**Written exercise**
Select every line below containing the word "Drain".

**Data extract**
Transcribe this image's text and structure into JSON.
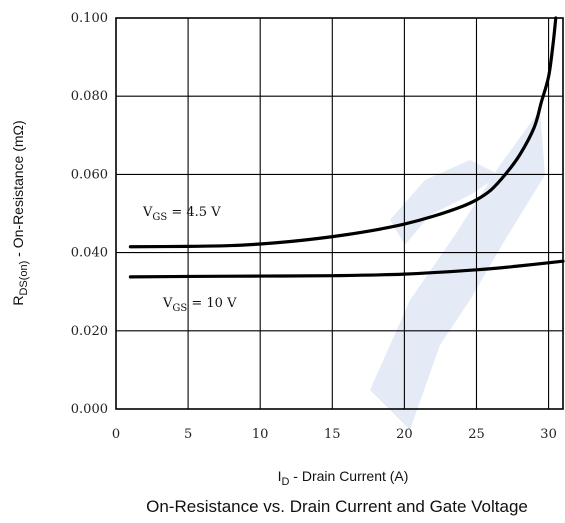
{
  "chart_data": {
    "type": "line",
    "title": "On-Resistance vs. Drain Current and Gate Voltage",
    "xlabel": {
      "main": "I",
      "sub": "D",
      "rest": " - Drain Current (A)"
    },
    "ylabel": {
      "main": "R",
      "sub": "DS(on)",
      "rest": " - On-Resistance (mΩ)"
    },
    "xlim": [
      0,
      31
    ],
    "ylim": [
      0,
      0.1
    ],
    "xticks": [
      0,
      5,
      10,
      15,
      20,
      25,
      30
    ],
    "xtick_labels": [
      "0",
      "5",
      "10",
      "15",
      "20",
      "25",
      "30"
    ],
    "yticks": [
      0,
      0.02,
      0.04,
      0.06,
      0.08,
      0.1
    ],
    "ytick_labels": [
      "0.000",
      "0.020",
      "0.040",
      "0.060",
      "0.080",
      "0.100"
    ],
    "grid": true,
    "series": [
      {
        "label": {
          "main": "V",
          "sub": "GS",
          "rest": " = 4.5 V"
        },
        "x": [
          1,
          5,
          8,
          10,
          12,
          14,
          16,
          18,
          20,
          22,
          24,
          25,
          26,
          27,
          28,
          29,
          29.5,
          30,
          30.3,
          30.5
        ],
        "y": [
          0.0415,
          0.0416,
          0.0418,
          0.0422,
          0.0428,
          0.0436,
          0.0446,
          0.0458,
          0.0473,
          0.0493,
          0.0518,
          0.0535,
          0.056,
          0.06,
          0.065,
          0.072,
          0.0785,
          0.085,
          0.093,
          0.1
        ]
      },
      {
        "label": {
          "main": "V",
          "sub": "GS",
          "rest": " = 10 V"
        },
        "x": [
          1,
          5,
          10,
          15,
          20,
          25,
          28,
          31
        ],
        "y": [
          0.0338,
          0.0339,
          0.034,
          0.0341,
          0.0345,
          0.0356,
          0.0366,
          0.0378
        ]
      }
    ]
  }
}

**Final result**
    "title": "On-Resistance vs. Drain Current and Gate Voltage",
      "rest": " - Drain Current (A)"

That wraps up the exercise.